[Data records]

>>>>

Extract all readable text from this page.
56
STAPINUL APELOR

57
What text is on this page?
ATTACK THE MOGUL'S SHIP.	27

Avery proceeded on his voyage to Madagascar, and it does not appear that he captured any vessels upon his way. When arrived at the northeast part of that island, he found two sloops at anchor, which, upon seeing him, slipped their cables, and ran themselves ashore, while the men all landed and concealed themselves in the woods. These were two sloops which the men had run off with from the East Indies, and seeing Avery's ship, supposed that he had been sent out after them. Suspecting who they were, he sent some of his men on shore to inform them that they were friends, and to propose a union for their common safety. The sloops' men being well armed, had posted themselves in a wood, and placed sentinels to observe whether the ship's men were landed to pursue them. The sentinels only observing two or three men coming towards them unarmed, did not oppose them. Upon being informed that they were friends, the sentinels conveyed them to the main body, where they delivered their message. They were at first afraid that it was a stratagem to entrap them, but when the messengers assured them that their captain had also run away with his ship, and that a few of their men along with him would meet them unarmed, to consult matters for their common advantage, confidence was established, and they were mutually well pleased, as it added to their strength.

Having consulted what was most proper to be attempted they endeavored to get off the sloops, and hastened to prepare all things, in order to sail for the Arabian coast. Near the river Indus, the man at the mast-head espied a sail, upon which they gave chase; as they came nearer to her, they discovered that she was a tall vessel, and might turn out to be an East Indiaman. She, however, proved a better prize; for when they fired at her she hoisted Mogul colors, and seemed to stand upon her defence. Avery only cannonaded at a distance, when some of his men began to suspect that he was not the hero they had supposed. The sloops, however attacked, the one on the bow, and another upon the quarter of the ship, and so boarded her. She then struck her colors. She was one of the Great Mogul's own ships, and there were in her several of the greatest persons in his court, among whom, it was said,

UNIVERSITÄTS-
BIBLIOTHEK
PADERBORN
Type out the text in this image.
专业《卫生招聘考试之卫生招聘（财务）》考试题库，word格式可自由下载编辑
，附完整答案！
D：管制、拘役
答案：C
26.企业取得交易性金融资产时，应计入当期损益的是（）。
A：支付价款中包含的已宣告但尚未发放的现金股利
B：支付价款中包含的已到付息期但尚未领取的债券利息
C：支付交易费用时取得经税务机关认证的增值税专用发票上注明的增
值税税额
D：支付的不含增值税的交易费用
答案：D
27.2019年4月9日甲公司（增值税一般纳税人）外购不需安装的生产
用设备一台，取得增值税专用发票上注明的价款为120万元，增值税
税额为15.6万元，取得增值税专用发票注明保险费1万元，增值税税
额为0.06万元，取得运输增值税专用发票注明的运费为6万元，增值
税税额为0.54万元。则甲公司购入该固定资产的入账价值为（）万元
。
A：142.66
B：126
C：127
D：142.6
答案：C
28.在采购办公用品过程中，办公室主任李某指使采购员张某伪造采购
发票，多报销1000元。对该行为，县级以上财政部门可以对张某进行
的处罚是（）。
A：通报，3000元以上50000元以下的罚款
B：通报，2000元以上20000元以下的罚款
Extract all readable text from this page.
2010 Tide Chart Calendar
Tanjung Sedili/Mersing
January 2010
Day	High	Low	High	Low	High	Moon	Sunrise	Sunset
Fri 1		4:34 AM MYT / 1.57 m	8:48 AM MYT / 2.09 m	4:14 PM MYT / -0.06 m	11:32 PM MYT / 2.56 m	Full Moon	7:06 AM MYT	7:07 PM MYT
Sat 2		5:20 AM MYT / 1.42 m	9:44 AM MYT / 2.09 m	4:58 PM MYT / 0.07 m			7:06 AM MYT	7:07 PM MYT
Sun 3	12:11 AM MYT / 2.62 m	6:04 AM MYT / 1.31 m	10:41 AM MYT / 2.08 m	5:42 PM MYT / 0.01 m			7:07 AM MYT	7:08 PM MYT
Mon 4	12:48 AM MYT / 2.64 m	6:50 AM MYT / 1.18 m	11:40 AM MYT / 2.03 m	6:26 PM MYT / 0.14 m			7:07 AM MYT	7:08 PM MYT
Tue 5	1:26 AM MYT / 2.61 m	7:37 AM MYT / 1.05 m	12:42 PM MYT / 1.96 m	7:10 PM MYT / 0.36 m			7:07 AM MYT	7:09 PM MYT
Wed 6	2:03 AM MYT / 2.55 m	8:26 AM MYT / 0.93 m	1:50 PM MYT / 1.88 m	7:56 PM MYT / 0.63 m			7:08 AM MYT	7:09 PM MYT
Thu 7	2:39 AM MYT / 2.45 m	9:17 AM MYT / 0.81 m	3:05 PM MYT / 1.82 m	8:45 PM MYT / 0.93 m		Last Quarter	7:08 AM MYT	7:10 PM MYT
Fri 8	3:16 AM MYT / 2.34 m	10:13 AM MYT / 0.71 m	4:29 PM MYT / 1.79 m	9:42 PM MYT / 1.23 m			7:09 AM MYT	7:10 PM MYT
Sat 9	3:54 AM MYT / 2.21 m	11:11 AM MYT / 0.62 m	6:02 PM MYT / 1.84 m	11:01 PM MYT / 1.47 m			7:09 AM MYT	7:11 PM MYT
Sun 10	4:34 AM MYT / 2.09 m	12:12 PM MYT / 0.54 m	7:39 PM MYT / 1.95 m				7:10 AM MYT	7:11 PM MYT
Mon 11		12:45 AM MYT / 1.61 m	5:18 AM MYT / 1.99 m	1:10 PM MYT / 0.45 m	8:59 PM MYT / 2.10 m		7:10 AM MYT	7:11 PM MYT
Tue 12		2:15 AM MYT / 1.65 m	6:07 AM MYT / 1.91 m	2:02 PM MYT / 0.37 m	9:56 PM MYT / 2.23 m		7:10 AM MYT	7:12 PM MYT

<<<<

> STATED TASK
In the entries above, identify every line with the string "Moon".

> RESPONSE TO THIS EXERCISE
Day	High	Low	High	Low	High	Moon	Sunrise	Sunset
Fri 1		4:34 AM MYT / 1.57 m	8:48 AM MYT / 2.09 m	4:14 PM MYT / -0.06 m	11:32 PM MYT / 2.56 m	Full Moon	7:06 AM MYT	7:07 PM MYT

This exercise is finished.